— start TASK DATA —

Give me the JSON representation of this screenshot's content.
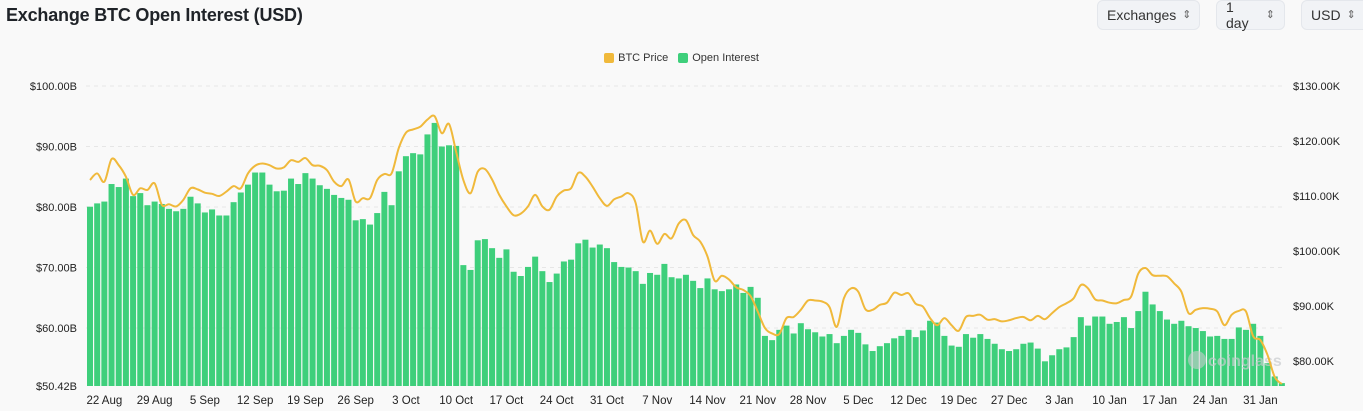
{
  "header": {
    "title": "Exchange BTC Open Interest (USD)",
    "controls": [
      {
        "label": "Exchanges",
        "icon": "chevron-up-down-icon"
      },
      {
        "label": "1 day",
        "icon": "chevron-up-down-icon"
      },
      {
        "label": "USD",
        "icon": "chevron-up-down-icon"
      }
    ]
  },
  "watermark": "coinglass",
  "chart_data": {
    "type": "bar+line",
    "title": "Exchange BTC Open Interest (USD)",
    "legend": {
      "position": "top-center",
      "entries": [
        {
          "name": "BTC Price",
          "color": "#f0b93b"
        },
        {
          "name": "Open Interest",
          "color": "#3ecf7b"
        }
      ]
    },
    "grid": true,
    "x_tick_labels": [
      "22 Aug",
      "29 Aug",
      "5 Sep",
      "12 Sep",
      "19 Sep",
      "26 Sep",
      "3 Oct",
      "10 Oct",
      "17 Oct",
      "24 Oct",
      "31 Oct",
      "7 Nov",
      "14 Nov",
      "21 Nov",
      "28 Nov",
      "5 Dec",
      "12 Dec",
      "19 Dec",
      "27 Dec",
      "3 Jan",
      "10 Jan",
      "17 Jan",
      "24 Jan",
      "31 Jan"
    ],
    "y_left": {
      "unit": "B USD",
      "range": [
        50.42,
        100
      ],
      "tick_labels": [
        "$100.00B",
        "$90.00B",
        "$80.00B",
        "$70.00B",
        "$60.00B",
        "$50.42B"
      ],
      "ticks": [
        100,
        90,
        80,
        70,
        60,
        50.42
      ]
    },
    "y_right": {
      "unit": "K USD",
      "range": [
        75.45,
        130
      ],
      "tick_labels": [
        "$130.00K",
        "$120.00K",
        "$110.00K",
        "$100.00K",
        "$90.00K",
        "$80.00K"
      ],
      "ticks": [
        130,
        120,
        110,
        100,
        90,
        80
      ]
    },
    "series": [
      {
        "name": "Open Interest",
        "axis": "left",
        "type": "bar",
        "color": "#3ecf7b",
        "values": [
          80.05,
          80.6,
          80.9,
          83.8,
          83.3,
          84.7,
          81.8,
          82.3,
          80.3,
          80.9,
          80.5,
          79.7,
          79.3,
          79.7,
          81.7,
          80.6,
          79.1,
          79.6,
          78.6,
          78.6,
          80.8,
          82.4,
          83.7,
          85.7,
          85.7,
          83.7,
          82.6,
          82.7,
          84.7,
          83.8,
          85.6,
          84.7,
          83.6,
          83.0,
          82.0,
          81.5,
          81.2,
          77.8,
          78.0,
          77.1,
          79.0,
          82.5,
          80.3,
          85.9,
          88.4,
          88.9,
          88.7,
          92.0,
          93.9,
          90.0,
          90.2,
          90.1,
          70.4,
          69.6,
          74.5,
          74.7,
          73.2,
          71.6,
          73.0,
          69.3,
          68.6,
          70.1,
          71.8,
          69.4,
          67.6,
          69.0,
          71.0,
          71.3,
          74.0,
          74.6,
          73.3,
          73.8,
          73.2,
          70.9,
          70.1,
          70.0,
          69.4,
          67.3,
          69.1,
          68.8,
          70.6,
          68.4,
          68.2,
          68.8,
          67.8,
          66.6,
          68.2,
          66.4,
          66.1,
          66.4,
          67.2,
          65.8,
          66.8,
          65.0,
          58.7,
          58.0,
          59.7,
          60.4,
          59.1,
          60.8,
          59.8,
          59.3,
          58.6,
          59.0,
          57.5,
          58.7,
          59.7,
          59.2,
          57.3,
          56.2,
          57.0,
          57.5,
          58.3,
          58.7,
          59.7,
          58.5,
          59.6,
          61.2,
          60.9,
          58.7,
          57.1,
          56.9,
          59.0,
          58.4,
          59.0,
          58.2,
          57.4,
          56.5,
          56.2,
          56.5,
          57.4,
          57.6,
          56.6,
          54.5,
          55.5,
          56.5,
          56.8,
          58.5,
          61.8,
          60.4,
          61.9,
          61.9,
          60.7,
          61.0,
          61.8,
          60.0,
          62.8,
          66.0,
          63.9,
          62.8,
          61.4,
          60.7,
          61.2,
          60.3,
          60.0,
          59.5,
          58.6,
          58.7,
          58.2,
          58.2,
          60.1,
          59.7,
          60.7,
          58.7,
          54.2,
          52.0,
          50.9
        ]
      },
      {
        "name": "BTC Price",
        "axis": "right",
        "type": "line",
        "color": "#f0b93b",
        "values": [
          112.9,
          114.1,
          112.6,
          116.7,
          115.6,
          113.5,
          110.2,
          111.4,
          111.1,
          112.3,
          108.4,
          108.5,
          108.1,
          109.3,
          111.4,
          111.2,
          110.6,
          110.4,
          110.0,
          110.8,
          111.8,
          111.4,
          114.1,
          115.5,
          115.9,
          115.6,
          115.0,
          115.2,
          116.5,
          116.2,
          116.9,
          115.6,
          115.5,
          114.7,
          112.6,
          111.8,
          113.0,
          109.0,
          109.6,
          109.6,
          112.9,
          114.0,
          114.1,
          118.7,
          121.5,
          122.1,
          122.6,
          123.9,
          124.5,
          121.4,
          123.1,
          118.0,
          112.9,
          110.5,
          114.4,
          114.9,
          113.0,
          110.2,
          108.1,
          106.5,
          106.8,
          108.1,
          110.2,
          108.1,
          107.5,
          109.9,
          111.0,
          111.4,
          114.2,
          113.5,
          111.7,
          109.6,
          108.2,
          109.4,
          109.9,
          110.5,
          108.7,
          101.7,
          103.7,
          101.3,
          103.1,
          102.3,
          105.0,
          105.6,
          102.9,
          101.7,
          99.0,
          94.6,
          95.5,
          94.8,
          93.4,
          92.9,
          91.8,
          89.0,
          86.0,
          85.0,
          84.9,
          87.8,
          88.0,
          89.3,
          91.0,
          91.0,
          90.8,
          89.8,
          86.2,
          91.4,
          93.2,
          92.6,
          89.4,
          89.3,
          90.2,
          90.6,
          92.4,
          92.0,
          92.3,
          90.4,
          89.9,
          87.8,
          86.5,
          87.8,
          86.5,
          85.5,
          88.0,
          88.2,
          88.4,
          87.5,
          87.6,
          87.2,
          87.4,
          87.8,
          88.0,
          87.4,
          88.2,
          87.6,
          88.7,
          89.8,
          90.5,
          91.4,
          93.8,
          93.2,
          91.2,
          91.0,
          90.6,
          90.5,
          91.1,
          91.7,
          95.9,
          96.9,
          95.6,
          95.5,
          95.4,
          94.1,
          92.6,
          88.7,
          89.3,
          89.6,
          89.5,
          89.0,
          86.5,
          88.4,
          89.1,
          89.0,
          84.5,
          83.8,
          81.1,
          77.1,
          75.8
        ]
      }
    ]
  }
}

— end TASK DATA —

> _REQUIRED WORK_
Look through the entries and return every line where "Interest" appears.

> _COMPLETE RESPONSE_
    "title": "Exchange BTC Open Interest (USD)",
    "title": "Exchange BTC Open Interest (USD)",
          "name": "Open Interest",
        "name": "Open Interest",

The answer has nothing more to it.